● **Work to do**: Repeat the whole listing exactly as written.

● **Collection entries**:
· · · · · · ·

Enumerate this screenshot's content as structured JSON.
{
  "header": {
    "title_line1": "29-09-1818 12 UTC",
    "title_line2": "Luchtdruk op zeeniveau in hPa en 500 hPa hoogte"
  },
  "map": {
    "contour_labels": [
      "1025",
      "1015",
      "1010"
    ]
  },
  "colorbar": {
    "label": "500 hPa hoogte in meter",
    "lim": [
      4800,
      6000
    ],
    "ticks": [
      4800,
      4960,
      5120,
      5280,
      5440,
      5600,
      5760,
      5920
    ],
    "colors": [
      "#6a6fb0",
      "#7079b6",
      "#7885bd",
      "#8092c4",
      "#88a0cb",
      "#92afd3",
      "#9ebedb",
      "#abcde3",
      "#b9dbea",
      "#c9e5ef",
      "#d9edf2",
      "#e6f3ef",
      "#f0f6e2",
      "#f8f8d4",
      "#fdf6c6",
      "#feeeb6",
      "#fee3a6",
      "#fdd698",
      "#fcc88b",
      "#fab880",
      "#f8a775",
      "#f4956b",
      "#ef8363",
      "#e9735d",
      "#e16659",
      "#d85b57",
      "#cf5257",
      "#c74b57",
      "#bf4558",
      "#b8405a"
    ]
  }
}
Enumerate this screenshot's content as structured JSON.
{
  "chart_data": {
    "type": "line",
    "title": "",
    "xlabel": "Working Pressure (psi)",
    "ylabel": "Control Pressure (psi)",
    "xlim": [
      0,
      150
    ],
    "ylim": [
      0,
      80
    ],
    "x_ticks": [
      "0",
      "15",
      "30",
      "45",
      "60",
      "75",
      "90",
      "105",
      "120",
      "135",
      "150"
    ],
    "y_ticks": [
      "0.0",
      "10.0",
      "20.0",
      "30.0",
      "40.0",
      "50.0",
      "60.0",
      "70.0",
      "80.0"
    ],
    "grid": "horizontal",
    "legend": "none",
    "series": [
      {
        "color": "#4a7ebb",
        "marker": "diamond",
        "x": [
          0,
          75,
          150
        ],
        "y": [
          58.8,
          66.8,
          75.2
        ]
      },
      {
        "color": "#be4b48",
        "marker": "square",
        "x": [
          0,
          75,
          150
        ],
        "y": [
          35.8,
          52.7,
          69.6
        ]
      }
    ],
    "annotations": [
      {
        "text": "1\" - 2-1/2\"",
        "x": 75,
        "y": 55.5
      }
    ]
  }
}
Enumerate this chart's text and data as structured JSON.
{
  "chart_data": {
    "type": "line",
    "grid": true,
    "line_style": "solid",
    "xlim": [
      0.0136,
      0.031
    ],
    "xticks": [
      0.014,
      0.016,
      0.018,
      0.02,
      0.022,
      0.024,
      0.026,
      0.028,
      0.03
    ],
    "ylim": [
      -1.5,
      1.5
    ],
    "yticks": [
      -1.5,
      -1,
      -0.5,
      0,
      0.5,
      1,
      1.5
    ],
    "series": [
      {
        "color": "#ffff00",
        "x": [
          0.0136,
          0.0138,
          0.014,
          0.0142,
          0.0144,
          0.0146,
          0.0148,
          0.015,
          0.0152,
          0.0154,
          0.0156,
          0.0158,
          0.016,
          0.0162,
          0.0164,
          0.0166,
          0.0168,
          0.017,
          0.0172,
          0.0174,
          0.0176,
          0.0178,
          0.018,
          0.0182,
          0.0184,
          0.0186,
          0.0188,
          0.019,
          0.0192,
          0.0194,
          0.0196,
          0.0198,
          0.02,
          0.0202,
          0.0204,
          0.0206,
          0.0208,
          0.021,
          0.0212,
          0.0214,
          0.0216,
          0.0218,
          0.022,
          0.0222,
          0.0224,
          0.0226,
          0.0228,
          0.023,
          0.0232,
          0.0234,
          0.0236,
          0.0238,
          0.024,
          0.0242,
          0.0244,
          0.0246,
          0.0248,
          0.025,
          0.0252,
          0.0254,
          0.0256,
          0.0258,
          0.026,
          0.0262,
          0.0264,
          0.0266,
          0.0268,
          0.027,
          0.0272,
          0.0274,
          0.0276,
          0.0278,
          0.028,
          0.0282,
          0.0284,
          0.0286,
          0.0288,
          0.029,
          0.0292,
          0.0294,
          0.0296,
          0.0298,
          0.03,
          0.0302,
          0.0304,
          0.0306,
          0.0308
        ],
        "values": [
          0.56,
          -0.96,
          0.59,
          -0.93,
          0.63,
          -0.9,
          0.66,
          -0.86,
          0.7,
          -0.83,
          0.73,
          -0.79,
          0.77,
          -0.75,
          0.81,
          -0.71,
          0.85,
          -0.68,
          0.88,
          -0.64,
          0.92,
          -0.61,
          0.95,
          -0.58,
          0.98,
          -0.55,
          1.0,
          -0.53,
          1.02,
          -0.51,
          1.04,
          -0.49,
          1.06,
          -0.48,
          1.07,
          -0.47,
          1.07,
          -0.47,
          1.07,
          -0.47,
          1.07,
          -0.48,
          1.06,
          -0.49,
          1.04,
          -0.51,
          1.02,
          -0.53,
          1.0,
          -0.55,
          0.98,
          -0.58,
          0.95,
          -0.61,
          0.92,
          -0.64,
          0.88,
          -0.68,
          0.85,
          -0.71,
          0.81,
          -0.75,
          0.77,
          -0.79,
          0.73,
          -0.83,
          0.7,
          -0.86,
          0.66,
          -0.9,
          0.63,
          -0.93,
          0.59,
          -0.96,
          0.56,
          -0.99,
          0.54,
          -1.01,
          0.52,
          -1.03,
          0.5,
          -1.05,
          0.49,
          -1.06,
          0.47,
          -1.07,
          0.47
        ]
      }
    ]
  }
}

· · · · · · ·

● **Response to this exercise**:
Enumerate this screenshot's content as structured JSON.
{
  "header": {
    "title_line1": "29-09-1818 12 UTC",
    "title_line2": "Luchtdruk op zeeniveau in hPa en 500 hPa hoogte"
  },
  "map": {
    "contour_labels": [
      "1025",
      "1015",
      "1010"
    ]
  },
  "colorbar": {
    "label": "500 hPa hoogte in meter",
    "lim": [
      4800,
      6000
    ],
    "ticks": [
      4800,
      4960,
      5120,
      5280,
      5440,
      5600,
      5760,
      5920
    ],
    "colors": [
      "#6a6fb0",
      "#7079b6",
      "#7885bd",
      "#8092c4",
      "#88a0cb",
      "#92afd3",
      "#9ebedb",
      "#abcde3",
      "#b9dbea",
      "#c9e5ef",
      "#d9edf2",
      "#e6f3ef",
      "#f0f6e2",
      "#f8f8d4",
      "#fdf6c6",
      "#feeeb6",
      "#fee3a6",
      "#fdd698",
      "#fcc88b",
      "#fab880",
      "#f8a775",
      "#f4956b",
      "#ef8363",
      "#e9735d",
      "#e16659",
      "#d85b57",
      "#cf5257",
      "#c74b57",
      "#bf4558",
      "#b8405a"
    ]
  }
}
Enumerate this screenshot's content as structured JSON.
{
  "chart_data": {
    "type": "line",
    "title": "",
    "xlabel": "Working Pressure (psi)",
    "ylabel": "Control Pressure (psi)",
    "xlim": [
      0,
      150
    ],
    "ylim": [
      0,
      80
    ],
    "x_ticks": [
      "0",
      "15",
      "30",
      "45",
      "60",
      "75",
      "90",
      "105",
      "120",
      "135",
      "150"
    ],
    "y_ticks": [
      "0.0",
      "10.0",
      "20.0",
      "30.0",
      "40.0",
      "50.0",
      "60.0",
      "70.0",
      "80.0"
    ],
    "grid": "horizontal",
    "legend": "none",
    "series": [
      {
        "color": "#4a7ebb",
        "marker": "diamond",
        "x": [
          0,
          75,
          150
        ],
        "y": [
          58.8,
          66.8,
          75.2
        ]
      },
      {
        "color": "#be4b48",
        "marker": "square",
        "x": [
          0,
          75,
          150
        ],
        "y": [
          35.8,
          52.7,
          69.6
        ]
      }
    ],
    "annotations": [
      {
        "text": "1\" - 2-1/2\"",
        "x": 75,
        "y": 55.5
      }
    ]
  }
}
Enumerate this chart's text and data as structured JSON.
{
  "chart_data": {
    "type": "line",
    "grid": true,
    "line_style": "solid",
    "xlim": [
      0.0136,
      0.031
    ],
    "xticks": [
      0.014,
      0.016,
      0.018,
      0.02,
      0.022,
      0.024,
      0.026,
      0.028,
      0.03
    ],
    "ylim": [
      -1.5,
      1.5
    ],
    "yticks": [
      -1.5,
      -1,
      -0.5,
      0,
      0.5,
      1,
      1.5
    ],
    "series": [
      {
        "color": "#ffff00",
        "x": [
          0.0136,
          0.0138,
          0.014,
          0.0142,
          0.0144,
          0.0146,
          0.0148,
          0.015,
          0.0152,
          0.0154,
          0.0156,
          0.0158,
          0.016,
          0.0162,
          0.0164,
          0.0166,
          0.0168,
          0.017,
          0.0172,
          0.0174,
          0.0176,
          0.0178,
          0.018,
          0.0182,
          0.0184,
          0.0186,
          0.0188,
          0.019,
          0.0192,
          0.0194,
          0.0196,
          0.0198,
          0.02,
          0.0202,
          0.0204,
          0.0206,
          0.0208,
          0.021,
          0.0212,
          0.0214,
          0.0216,
          0.0218,
          0.022,
          0.0222,
          0.0224,
          0.0226,
          0.0228,
          0.023,
          0.0232,
          0.0234,
          0.0236,
          0.0238,
          0.024,
          0.0242,
          0.0244,
          0.0246,
          0.0248,
          0.025,
          0.0252,
          0.0254,
          0.0256,
          0.0258,
          0.026,
          0.0262,
          0.0264,
          0.0266,
          0.0268,
          0.027,
          0.0272,
          0.0274,
          0.0276,
          0.0278,
          0.028,
          0.0282,
          0.0284,
          0.0286,
          0.0288,
          0.029,
          0.0292,
          0.0294,
          0.0296,
          0.0298,
          0.03,
          0.0302,
          0.0304,
          0.0306,
          0.0308
        ],
        "values": [
          0.56,
          -0.96,
          0.59,
          -0.93,
          0.63,
          -0.9,
          0.66,
          -0.86,
          0.7,
          -0.83,
          0.73,
          -0.79,
          0.77,
          -0.75,
          0.81,
          -0.71,
          0.85,
          -0.68,
          0.88,
          -0.64,
          0.92,
          -0.61,
          0.95,
          -0.58,
          0.98,
          -0.55,
          1.0,
          -0.53,
          1.02,
          -0.51,
          1.04,
          -0.49,
          1.06,
          -0.48,
          1.07,
          -0.47,
          1.07,
          -0.47,
          1.07,
          -0.47,
          1.07,
          -0.48,
          1.06,
          -0.49,
          1.04,
          -0.51,
          1.02,
          -0.53,
          1.0,
          -0.55,
          0.98,
          -0.58,
          0.95,
          -0.61,
          0.92,
          -0.64,
          0.88,
          -0.68,
          0.85,
          -0.71,
          0.81,
          -0.75,
          0.77,
          -0.79,
          0.73,
          -0.83,
          0.7,
          -0.86,
          0.66,
          -0.9,
          0.63,
          -0.93,
          0.59,
          -0.96,
          0.56,
          -0.99,
          0.54,
          -1.01,
          0.52,
          -1.03,
          0.5,
          -1.05,
          0.49,
          -1.06,
          0.47,
          -1.07,
          0.47
        ]
      }
    ]
  }
}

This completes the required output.